**Supplied passage**
○ ○ ○ ○ ○ ○ ○
Hanger 5 was subjected to cyclic bend loading. A total of 962,316 cycles at 4.72°/100-ft bend with 2,000-psi internal pressure were applied to the hanger. Internal pressure tests to 5,500 psi were performed before and after the cycle test to check for integrity; no leaks were observed. Dye penetration tests were performed on the hanger to check for cracks that might have formed due to the cyclic loading; none were found.

Hanger 6 was expanded and set in an onshore test well. The resulting test piece was not suitable for hydraulic testing, but was tested to the maximum safe load limit. In compression, a 3-mm movement was detected at 816,000 lb.

BHA FOR THE EXPANSION TOOL

Once the liner hanger, which is part of the casing-while-drilling string, reached the planned setting depth and was cemented, the HETS assembly was run on drill pipe and located within the hanger. The HETS components, from the bottom up, are the depth latch, the expansion tool, the Downhole Hydraulics Module (DHM) and the hydraulic fluid reservoir.
○ ○ ○ ○ ○ ○ ○
**Provided information**
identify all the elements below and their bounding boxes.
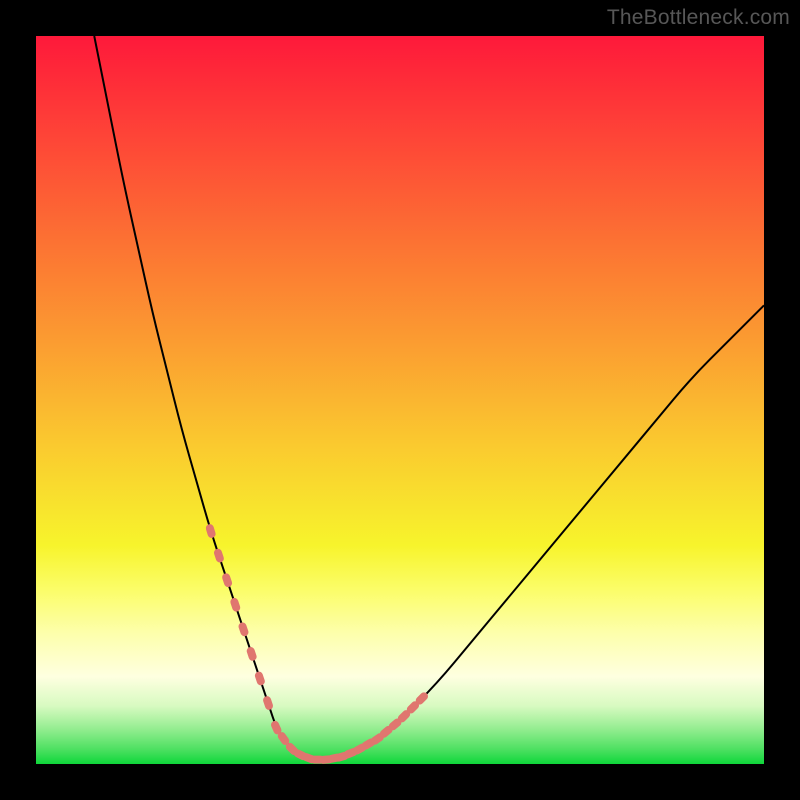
○ ○ ○ ○ ○ ○ ○
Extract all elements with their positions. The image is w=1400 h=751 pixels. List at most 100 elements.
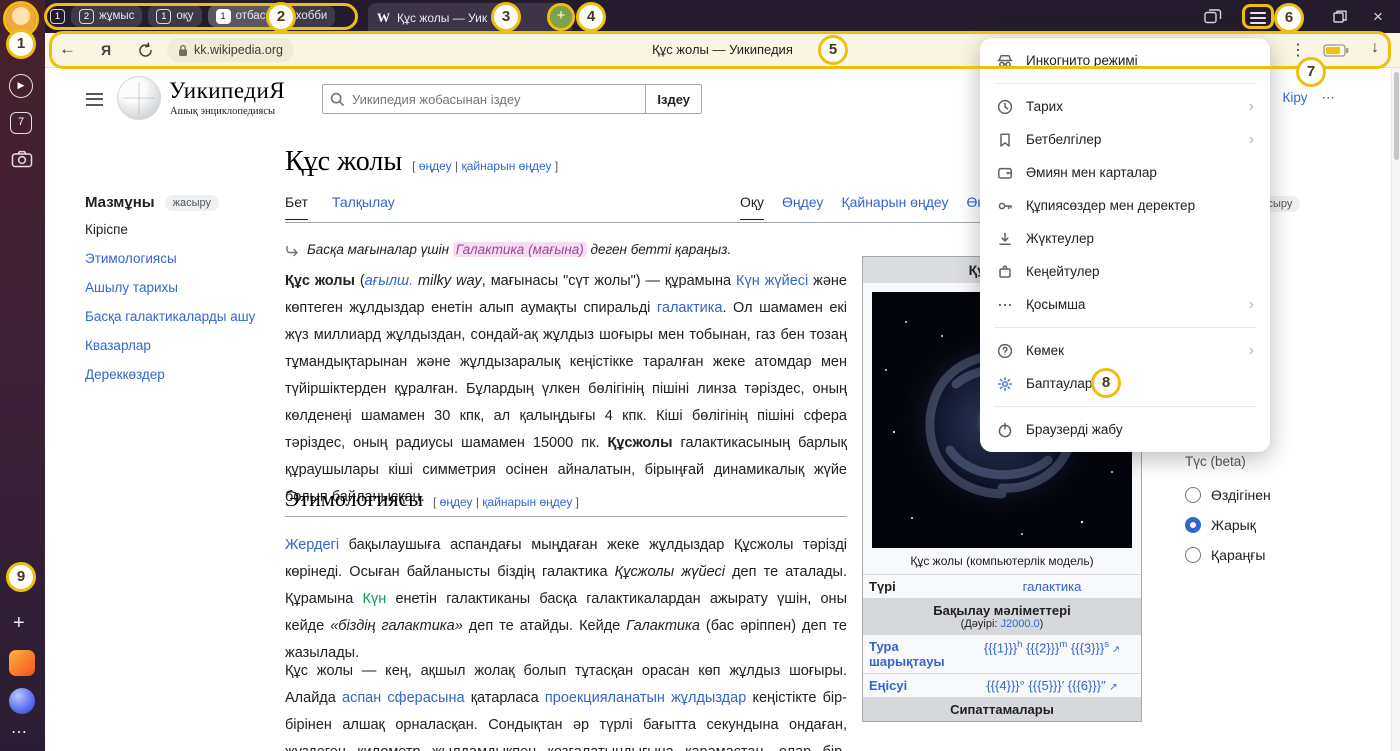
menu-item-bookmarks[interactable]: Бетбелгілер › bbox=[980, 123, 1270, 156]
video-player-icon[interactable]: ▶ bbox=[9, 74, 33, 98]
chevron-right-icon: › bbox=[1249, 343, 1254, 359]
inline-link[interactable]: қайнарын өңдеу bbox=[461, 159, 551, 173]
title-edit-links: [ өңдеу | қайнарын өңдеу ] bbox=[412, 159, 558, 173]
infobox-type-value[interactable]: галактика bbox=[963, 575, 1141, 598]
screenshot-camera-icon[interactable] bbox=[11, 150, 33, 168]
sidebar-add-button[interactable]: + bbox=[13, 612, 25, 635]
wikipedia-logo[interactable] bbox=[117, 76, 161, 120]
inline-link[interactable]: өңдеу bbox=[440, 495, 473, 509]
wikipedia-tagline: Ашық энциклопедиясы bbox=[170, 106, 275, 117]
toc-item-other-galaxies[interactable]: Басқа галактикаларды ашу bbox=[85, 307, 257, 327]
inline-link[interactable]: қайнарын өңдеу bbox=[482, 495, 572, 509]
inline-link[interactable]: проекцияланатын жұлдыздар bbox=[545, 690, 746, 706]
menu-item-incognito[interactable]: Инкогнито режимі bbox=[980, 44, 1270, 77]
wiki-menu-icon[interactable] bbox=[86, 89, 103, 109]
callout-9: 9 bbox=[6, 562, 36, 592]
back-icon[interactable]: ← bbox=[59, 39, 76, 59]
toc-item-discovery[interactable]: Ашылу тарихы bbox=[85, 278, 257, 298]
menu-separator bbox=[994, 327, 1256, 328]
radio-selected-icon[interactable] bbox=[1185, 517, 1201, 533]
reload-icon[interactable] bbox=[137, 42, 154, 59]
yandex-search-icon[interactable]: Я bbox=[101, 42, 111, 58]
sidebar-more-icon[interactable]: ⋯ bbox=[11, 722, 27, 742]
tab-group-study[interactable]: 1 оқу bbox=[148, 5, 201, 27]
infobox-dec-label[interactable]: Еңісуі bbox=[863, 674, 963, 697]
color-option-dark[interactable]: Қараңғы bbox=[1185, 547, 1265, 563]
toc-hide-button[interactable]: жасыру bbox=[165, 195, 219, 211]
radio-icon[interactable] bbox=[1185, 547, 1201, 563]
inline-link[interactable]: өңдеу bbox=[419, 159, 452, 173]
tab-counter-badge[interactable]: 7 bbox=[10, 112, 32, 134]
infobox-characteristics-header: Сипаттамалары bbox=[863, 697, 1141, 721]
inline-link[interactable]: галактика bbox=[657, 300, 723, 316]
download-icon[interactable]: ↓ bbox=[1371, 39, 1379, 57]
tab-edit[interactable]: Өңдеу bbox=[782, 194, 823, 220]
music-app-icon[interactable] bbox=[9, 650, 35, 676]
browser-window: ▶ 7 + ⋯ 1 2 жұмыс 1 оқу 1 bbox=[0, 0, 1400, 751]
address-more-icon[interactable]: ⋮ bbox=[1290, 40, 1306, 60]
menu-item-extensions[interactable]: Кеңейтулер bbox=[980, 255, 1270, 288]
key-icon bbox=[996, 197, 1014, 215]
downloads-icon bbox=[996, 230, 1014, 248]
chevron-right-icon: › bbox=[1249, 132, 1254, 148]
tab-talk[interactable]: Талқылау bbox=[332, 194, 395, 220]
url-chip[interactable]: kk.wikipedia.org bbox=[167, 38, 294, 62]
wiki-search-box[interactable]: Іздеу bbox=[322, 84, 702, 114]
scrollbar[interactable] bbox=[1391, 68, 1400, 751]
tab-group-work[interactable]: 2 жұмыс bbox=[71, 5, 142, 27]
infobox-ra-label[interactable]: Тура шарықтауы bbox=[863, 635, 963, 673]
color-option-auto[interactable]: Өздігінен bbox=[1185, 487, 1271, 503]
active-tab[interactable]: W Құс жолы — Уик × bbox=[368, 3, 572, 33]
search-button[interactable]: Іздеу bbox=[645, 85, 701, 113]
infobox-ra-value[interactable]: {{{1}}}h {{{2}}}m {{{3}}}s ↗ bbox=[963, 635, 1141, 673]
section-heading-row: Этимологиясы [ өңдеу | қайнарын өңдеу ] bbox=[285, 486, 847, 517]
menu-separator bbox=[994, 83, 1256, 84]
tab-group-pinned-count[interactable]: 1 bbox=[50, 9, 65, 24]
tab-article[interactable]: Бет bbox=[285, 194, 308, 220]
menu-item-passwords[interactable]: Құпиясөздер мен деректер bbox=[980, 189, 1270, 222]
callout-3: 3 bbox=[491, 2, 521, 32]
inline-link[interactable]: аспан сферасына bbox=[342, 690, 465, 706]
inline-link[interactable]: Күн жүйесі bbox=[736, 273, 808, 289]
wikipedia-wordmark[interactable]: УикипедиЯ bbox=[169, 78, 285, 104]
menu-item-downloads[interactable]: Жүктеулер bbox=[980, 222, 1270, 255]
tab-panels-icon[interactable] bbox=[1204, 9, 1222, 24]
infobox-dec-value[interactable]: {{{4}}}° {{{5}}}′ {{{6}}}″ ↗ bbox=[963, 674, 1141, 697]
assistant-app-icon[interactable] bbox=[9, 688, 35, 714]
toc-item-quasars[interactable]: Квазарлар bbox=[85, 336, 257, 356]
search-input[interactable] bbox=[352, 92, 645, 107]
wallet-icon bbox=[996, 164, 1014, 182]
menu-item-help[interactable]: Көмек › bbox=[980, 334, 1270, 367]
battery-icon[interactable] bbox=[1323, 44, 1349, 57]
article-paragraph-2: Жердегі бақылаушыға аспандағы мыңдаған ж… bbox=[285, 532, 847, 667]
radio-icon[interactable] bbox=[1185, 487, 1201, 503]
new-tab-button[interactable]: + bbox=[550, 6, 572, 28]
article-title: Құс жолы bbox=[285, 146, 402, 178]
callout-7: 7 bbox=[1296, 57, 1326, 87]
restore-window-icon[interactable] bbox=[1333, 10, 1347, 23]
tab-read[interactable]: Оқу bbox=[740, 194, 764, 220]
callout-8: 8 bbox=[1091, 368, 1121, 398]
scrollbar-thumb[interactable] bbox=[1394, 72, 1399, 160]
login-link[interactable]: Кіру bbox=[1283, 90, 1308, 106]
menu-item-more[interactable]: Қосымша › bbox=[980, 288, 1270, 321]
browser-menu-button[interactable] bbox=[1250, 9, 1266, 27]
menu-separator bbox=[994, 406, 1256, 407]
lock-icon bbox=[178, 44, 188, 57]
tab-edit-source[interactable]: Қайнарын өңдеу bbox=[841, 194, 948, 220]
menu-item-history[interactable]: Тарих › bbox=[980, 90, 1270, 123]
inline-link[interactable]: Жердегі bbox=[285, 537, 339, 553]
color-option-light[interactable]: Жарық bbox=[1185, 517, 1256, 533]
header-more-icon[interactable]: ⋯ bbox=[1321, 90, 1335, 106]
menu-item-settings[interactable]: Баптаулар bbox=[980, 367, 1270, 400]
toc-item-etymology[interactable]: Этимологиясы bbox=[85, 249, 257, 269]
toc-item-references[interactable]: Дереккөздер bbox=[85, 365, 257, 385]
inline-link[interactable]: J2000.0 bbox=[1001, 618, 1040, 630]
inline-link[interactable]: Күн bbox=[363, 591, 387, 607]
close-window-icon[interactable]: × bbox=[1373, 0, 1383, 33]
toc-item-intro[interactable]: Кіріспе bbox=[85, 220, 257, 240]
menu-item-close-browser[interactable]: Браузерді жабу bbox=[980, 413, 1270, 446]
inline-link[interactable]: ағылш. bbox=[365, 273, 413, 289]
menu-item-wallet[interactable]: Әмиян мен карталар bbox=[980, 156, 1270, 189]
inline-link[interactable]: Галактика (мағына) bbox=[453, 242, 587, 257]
○ ○ ○ ○ ○ ○ ○
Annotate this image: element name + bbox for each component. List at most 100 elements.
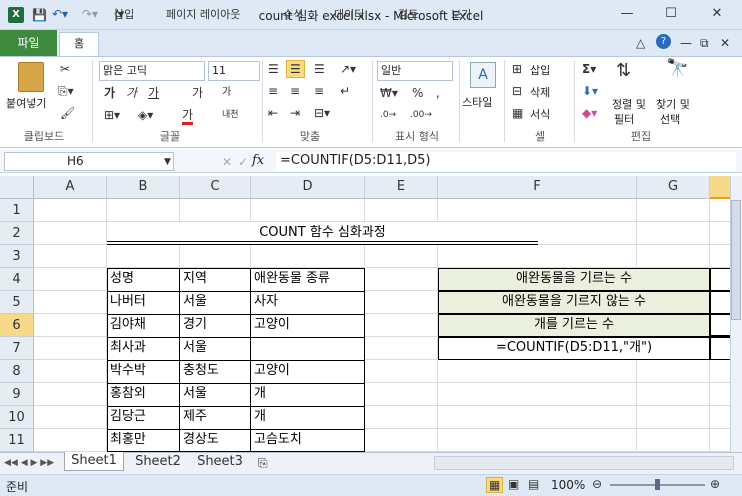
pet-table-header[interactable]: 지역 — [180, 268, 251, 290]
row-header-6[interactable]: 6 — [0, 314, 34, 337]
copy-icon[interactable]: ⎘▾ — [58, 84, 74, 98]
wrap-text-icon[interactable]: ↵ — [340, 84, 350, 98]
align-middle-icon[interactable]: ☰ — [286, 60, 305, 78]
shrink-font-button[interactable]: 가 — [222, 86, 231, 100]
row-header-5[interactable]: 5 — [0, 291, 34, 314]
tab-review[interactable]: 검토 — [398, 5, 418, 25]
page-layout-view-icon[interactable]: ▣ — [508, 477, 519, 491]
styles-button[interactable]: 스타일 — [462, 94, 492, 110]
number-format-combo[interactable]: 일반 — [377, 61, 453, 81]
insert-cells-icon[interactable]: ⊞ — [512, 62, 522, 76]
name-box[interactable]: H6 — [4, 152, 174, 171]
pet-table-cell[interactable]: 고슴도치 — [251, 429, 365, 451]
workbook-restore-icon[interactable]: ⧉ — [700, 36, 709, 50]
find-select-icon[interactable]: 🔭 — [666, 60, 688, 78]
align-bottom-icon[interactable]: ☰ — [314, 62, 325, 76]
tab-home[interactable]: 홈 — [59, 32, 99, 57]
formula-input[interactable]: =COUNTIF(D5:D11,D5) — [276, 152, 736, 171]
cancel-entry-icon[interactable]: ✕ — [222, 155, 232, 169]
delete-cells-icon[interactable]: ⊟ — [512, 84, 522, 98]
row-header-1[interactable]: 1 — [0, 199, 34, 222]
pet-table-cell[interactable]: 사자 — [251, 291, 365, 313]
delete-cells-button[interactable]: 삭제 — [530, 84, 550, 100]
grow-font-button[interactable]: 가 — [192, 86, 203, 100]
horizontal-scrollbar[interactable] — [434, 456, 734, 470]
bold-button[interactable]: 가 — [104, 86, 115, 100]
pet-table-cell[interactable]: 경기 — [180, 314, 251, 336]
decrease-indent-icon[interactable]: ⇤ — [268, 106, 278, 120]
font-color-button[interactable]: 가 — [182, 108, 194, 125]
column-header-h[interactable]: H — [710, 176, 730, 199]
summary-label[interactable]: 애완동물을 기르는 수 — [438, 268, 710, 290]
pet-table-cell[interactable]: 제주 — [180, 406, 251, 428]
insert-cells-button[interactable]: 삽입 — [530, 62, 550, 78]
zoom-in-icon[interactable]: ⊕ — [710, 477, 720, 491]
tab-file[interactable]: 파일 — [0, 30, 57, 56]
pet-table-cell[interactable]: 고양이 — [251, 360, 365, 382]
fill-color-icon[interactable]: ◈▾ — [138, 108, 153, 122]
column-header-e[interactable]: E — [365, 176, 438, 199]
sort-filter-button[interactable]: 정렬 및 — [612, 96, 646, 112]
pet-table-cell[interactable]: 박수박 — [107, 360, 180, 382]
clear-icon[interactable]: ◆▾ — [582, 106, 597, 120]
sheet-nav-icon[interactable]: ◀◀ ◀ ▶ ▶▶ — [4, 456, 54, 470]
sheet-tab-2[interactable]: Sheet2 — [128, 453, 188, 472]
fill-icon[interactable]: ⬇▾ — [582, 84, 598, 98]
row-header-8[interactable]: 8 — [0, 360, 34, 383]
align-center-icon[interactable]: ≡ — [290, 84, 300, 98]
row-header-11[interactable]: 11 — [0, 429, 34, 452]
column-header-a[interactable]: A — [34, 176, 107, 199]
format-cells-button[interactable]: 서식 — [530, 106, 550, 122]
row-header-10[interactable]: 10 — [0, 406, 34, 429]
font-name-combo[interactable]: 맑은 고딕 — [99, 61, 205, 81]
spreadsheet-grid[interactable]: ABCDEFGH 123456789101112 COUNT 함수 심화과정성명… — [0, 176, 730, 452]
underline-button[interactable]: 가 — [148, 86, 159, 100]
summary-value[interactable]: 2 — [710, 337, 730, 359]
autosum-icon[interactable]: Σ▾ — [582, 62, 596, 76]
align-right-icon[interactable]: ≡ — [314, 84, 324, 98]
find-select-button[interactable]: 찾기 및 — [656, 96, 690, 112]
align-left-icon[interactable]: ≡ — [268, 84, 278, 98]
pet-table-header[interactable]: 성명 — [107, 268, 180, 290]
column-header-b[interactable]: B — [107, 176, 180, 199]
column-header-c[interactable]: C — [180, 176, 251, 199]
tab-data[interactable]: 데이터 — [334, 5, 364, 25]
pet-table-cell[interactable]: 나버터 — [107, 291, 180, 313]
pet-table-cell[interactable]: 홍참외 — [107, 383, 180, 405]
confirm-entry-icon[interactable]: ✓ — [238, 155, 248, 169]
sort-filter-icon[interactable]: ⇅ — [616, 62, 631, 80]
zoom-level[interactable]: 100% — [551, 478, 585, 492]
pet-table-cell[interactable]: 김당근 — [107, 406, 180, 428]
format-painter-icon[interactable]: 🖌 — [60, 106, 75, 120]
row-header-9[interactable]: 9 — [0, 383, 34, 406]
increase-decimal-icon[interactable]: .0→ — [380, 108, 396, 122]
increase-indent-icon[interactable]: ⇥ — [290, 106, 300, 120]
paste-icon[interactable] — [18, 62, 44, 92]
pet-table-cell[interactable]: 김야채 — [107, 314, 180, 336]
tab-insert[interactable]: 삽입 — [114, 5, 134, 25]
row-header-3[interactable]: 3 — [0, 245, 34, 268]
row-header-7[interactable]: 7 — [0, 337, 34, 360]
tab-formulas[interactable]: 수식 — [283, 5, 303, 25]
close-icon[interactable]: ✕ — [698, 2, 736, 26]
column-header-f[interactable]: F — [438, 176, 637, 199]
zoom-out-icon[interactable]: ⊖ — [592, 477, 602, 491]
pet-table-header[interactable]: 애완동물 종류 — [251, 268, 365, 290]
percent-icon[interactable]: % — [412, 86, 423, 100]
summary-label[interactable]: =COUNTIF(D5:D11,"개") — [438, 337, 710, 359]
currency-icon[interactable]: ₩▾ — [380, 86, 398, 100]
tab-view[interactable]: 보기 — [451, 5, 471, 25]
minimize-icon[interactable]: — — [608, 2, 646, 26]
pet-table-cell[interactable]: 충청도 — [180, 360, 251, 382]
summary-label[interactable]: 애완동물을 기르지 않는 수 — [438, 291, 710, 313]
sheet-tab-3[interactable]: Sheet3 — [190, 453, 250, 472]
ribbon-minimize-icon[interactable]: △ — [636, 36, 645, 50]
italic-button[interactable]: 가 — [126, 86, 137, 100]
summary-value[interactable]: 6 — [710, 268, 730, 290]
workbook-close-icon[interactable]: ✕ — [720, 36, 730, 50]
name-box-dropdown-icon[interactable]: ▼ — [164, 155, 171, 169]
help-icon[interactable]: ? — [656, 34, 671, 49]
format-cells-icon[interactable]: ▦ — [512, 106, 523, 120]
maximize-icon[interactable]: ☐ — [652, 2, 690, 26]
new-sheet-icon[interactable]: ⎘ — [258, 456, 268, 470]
○ ○ ○ ○ ○ ○ ○
**Stated problem A**
From the liner hanger passage, repeat everything from "Hanger 6 was" down to "hydraulic fluid reservoir.".
**Stated problem B**
According to the liner hanger passage, at what compressive load was a 3-mm movement detected in Hanger 6?

**Exercise output A**
Hanger 6 was expanded and set in an onshore test well. The resulting test piece was not suitable for hydraulic testing, but was tested to the maximum safe load limit. In compression, a 3-mm movement was detected at 816,000 lb.

BHA FOR THE EXPANSION TOOL

Once the liner hanger, which is part of the casing-while-drilling string, reached the planned setting depth and was cemented, the HETS assembly was run on drill pipe and located within the hanger. The HETS components, from the bottom up, are the depth latch, the expansion tool, the Downhole Hydraulics Module (DHM) and the hydraulic fluid reservoir.

**Exercise output B**
816,000 lb